Collected data

* * * * *

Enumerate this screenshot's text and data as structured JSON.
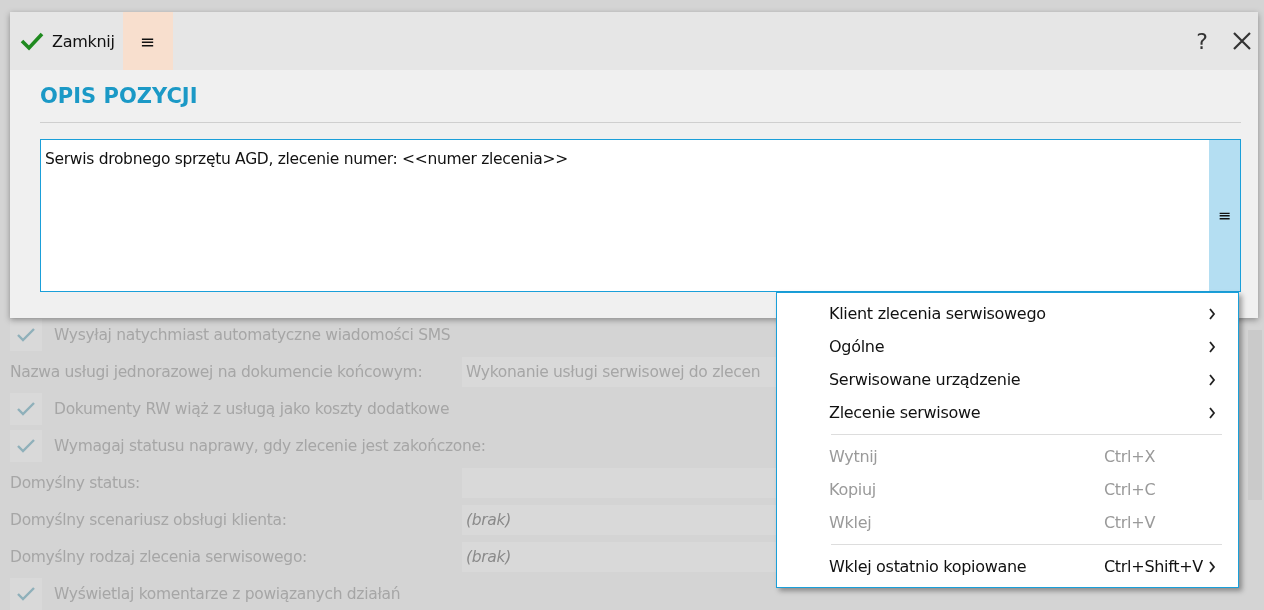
{
  "background_form": {
    "rows": [
      {
        "kind": "checkbox",
        "label": "Wysyłaj natychmiast automatyczne wiadomości SMS",
        "checked": true
      },
      {
        "kind": "field",
        "label": "Nazwa usługi jednorazowej na dokumencie końcowym:",
        "value": "Wykonanie usługi serwisowej do zlecen"
      },
      {
        "kind": "checkbox",
        "label": "Dokumenty RW wiąż z usługą jako koszty dodatkowe",
        "checked": true
      },
      {
        "kind": "checkbox",
        "label": "Wymagaj statusu naprawy, gdy zlecenie jest zakończone:",
        "checked": true
      },
      {
        "kind": "field",
        "label": "Domyślny status:"
      },
      {
        "kind": "field",
        "label": "Domyślny scenariusz obsługi klienta:",
        "placeholder": "(brak)"
      },
      {
        "kind": "field",
        "label": "Domyślny rodzaj zlecenia serwisowego:",
        "placeholder": "(brak)"
      },
      {
        "kind": "checkbox",
        "label": "Wyświetlaj komentarze z powiązanych działań",
        "checked": true
      }
    ]
  },
  "dialog": {
    "toolbar": {
      "close_button": {
        "label": "Zamknij"
      },
      "menu_button": {
        "label": "≡",
        "pressed": true
      },
      "help_button": {
        "label": "?"
      }
    },
    "title": "OPIS POZYCJI",
    "description": {
      "value": "Serwis drobnego sprzętu AGD, zlecenie numer: <<numer zlecenia>>",
      "menu_button": {
        "label": "≡"
      }
    }
  },
  "context_menu": {
    "items": [
      {
        "kind": "item",
        "label": "Klient zlecenia serwisowego",
        "submenu": true,
        "disabled": false
      },
      {
        "kind": "item",
        "label": "Ogólne",
        "submenu": true,
        "disabled": false
      },
      {
        "kind": "item",
        "label": "Serwisowane urządzenie",
        "submenu": true,
        "disabled": false
      },
      {
        "kind": "item",
        "label": "Zlecenie serwisowe",
        "submenu": true,
        "disabled": false
      },
      {
        "kind": "separator"
      },
      {
        "kind": "item",
        "label": "Wytnij",
        "shortcut": "Ctrl+X",
        "submenu": false,
        "disabled": true
      },
      {
        "kind": "item",
        "label": "Kopiuj",
        "shortcut": "Ctrl+C",
        "submenu": false,
        "disabled": true
      },
      {
        "kind": "item",
        "label": "Wklej",
        "shortcut": "Ctrl+V",
        "submenu": false,
        "disabled": true
      },
      {
        "kind": "separator"
      },
      {
        "kind": "item",
        "label": "Wklej ostatnio kopiowane",
        "shortcut": "Ctrl+Shift+V",
        "submenu": true,
        "disabled": false
      }
    ]
  }
}
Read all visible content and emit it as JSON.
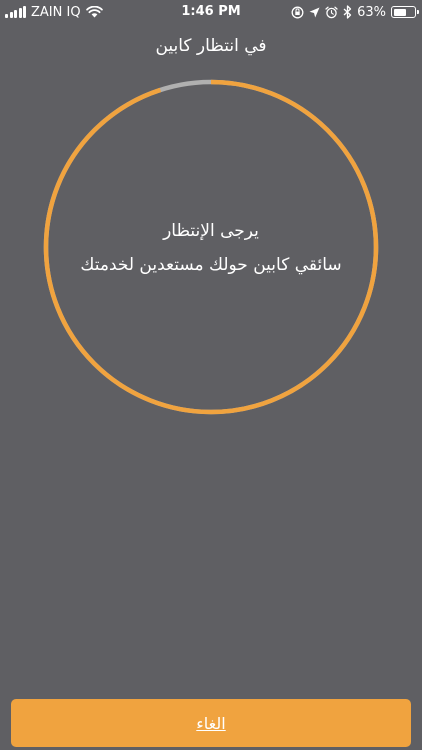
{
  "status_bar": {
    "carrier": "ZAIN IQ",
    "time": "1:46 PM",
    "battery_percent": "63%",
    "battery_level": 0.63
  },
  "header": {
    "title": "في انتظار كابين"
  },
  "waiting": {
    "title": "يرجى الإنتظار",
    "message": "سائقي كابين حولك مستعدين لخدمتك",
    "progress": 0.95
  },
  "footer": {
    "cancel_label": "الغاء"
  },
  "colors": {
    "background": "#5f5f63",
    "accent": "#f0a33f",
    "track": "#b0b0b0"
  },
  "icons": [
    "signal-icon",
    "wifi-icon",
    "location-lock-icon",
    "location-arrow-icon",
    "alarm-icon",
    "bluetooth-icon",
    "battery-icon"
  ]
}
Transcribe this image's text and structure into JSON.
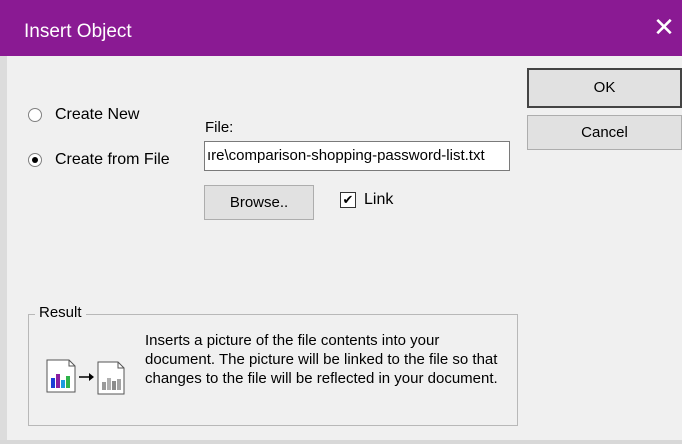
{
  "window": {
    "title": "Insert Object",
    "close_icon": "close-icon",
    "colors": {
      "titlebar": "#8a1a93",
      "background": "#f0f0f0"
    }
  },
  "options": {
    "create_new": {
      "label": "Create New",
      "selected": false
    },
    "create_from_file": {
      "label": "Create from File",
      "selected": true
    }
  },
  "file": {
    "label": "File:",
    "value": "ıre\\comparison-shopping-password-list.txt"
  },
  "buttons": {
    "ok": "OK",
    "cancel": "Cancel",
    "browse": "Browse.."
  },
  "link": {
    "label": "Link",
    "checked": true,
    "check_mark": "✔"
  },
  "result": {
    "legend": "Result",
    "text": "Inserts a picture of the file contents into your document.  The picture will be linked to the file so that changes to the file will be reflected in your document.",
    "icon": "linked-file-picture-icon"
  }
}
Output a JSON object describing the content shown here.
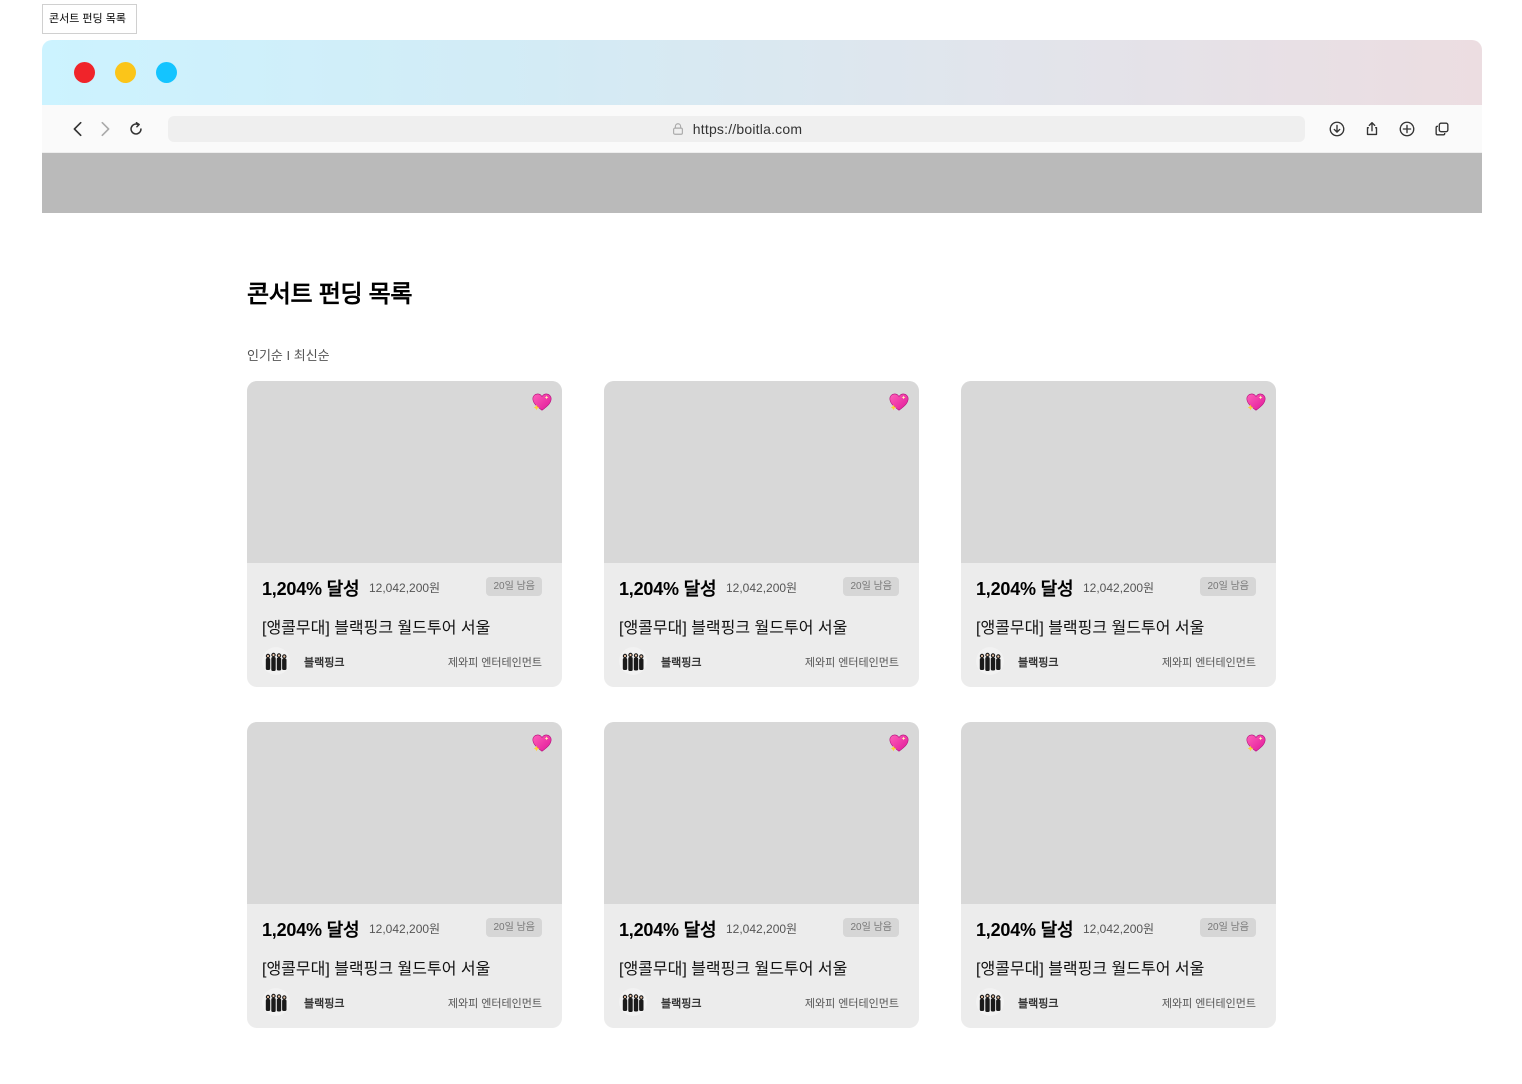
{
  "frame_label": "콘서트 펀딩 목록",
  "browser": {
    "url": "https://boitla.com",
    "colors": {
      "close": "#f0242a",
      "minimize": "#fbc519",
      "zoom": "#14c4ff"
    }
  },
  "page": {
    "title": "콘서트 펀딩 목록",
    "sort": {
      "popular": "인기순",
      "separator": " I ",
      "latest": "최신순"
    }
  },
  "cards": [
    {
      "achieve": "1,204% 달성",
      "amount": "12,042,200원",
      "badge": "20일 남음",
      "title": "[앵콜무대] 블랙핑크 월드투어 서울",
      "artist": "블랙핑크",
      "agency": "제와피 엔터테인먼트"
    },
    {
      "achieve": "1,204% 달성",
      "amount": "12,042,200원",
      "badge": "20일 남음",
      "title": "[앵콜무대] 블랙핑크 월드투어 서울",
      "artist": "블랙핑크",
      "agency": "제와피 엔터테인먼트"
    },
    {
      "achieve": "1,204% 달성",
      "amount": "12,042,200원",
      "badge": "20일 남음",
      "title": "[앵콜무대] 블랙핑크 월드투어 서울",
      "artist": "블랙핑크",
      "agency": "제와피 엔터테인먼트"
    },
    {
      "achieve": "1,204% 달성",
      "amount": "12,042,200원",
      "badge": "20일 남음",
      "title": "[앵콜무대] 블랙핑크 월드투어 서울",
      "artist": "블랙핑크",
      "agency": "제와피 엔터테인먼트"
    },
    {
      "achieve": "1,204% 달성",
      "amount": "12,042,200원",
      "badge": "20일 남음",
      "title": "[앵콜무대] 블랙핑크 월드투어 서울",
      "artist": "블랙핑크",
      "agency": "제와피 엔터테인먼트"
    },
    {
      "achieve": "1,204% 달성",
      "amount": "12,042,200원",
      "badge": "20일 남음",
      "title": "[앵콜무대] 블랙핑크 월드투어 서울",
      "artist": "블랙핑크",
      "agency": "제와피 엔터테인먼트"
    }
  ]
}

* * * * *

Stated problem: Beginning with the line that contains "Output a JSON", repeat every remaining line of the data exactly, the last line included, and omit pictures.

Answer to the exercise:
Output a JSON object describing the content shown here.
{
  "frame_label": "콘서트 펀딩 목록",
  "browser": {
    "url": "https://boitla.com",
    "colors": {
      "close": "#f0242a",
      "minimize": "#fbc519",
      "zoom": "#14c4ff"
    }
  },
  "page": {
    "title": "콘서트 펀딩 목록",
    "sort": {
      "popular": "인기순",
      "separator": " I ",
      "latest": "최신순"
    }
  },
  "cards": [
    {
      "achieve": "1,204% 달성",
      "amount": "12,042,200원",
      "badge": "20일 남음",
      "title": "[앵콜무대] 블랙핑크 월드투어 서울",
      "artist": "블랙핑크",
      "agency": "제와피 엔터테인먼트"
    },
    {
      "achieve": "1,204% 달성",
      "amount": "12,042,200원",
      "badge": "20일 남음",
      "title": "[앵콜무대] 블랙핑크 월드투어 서울",
      "artist": "블랙핑크",
      "agency": "제와피 엔터테인먼트"
    },
    {
      "achieve": "1,204% 달성",
      "amount": "12,042,200원",
      "badge": "20일 남음",
      "title": "[앵콜무대] 블랙핑크 월드투어 서울",
      "artist": "블랙핑크",
      "agency": "제와피 엔터테인먼트"
    },
    {
      "achieve": "1,204% 달성",
      "amount": "12,042,200원",
      "badge": "20일 남음",
      "title": "[앵콜무대] 블랙핑크 월드투어 서울",
      "artist": "블랙핑크",
      "agency": "제와피 엔터테인먼트"
    },
    {
      "achieve": "1,204% 달성",
      "amount": "12,042,200원",
      "badge": "20일 남음",
      "title": "[앵콜무대] 블랙핑크 월드투어 서울",
      "artist": "블랙핑크",
      "agency": "제와피 엔터테인먼트"
    },
    {
      "achieve": "1,204% 달성",
      "amount": "12,042,200원",
      "badge": "20일 남음",
      "title": "[앵콜무대] 블랙핑크 월드투어 서울",
      "artist": "블랙핑크",
      "agency": "제와피 엔터테인먼트"
    }
  ]
}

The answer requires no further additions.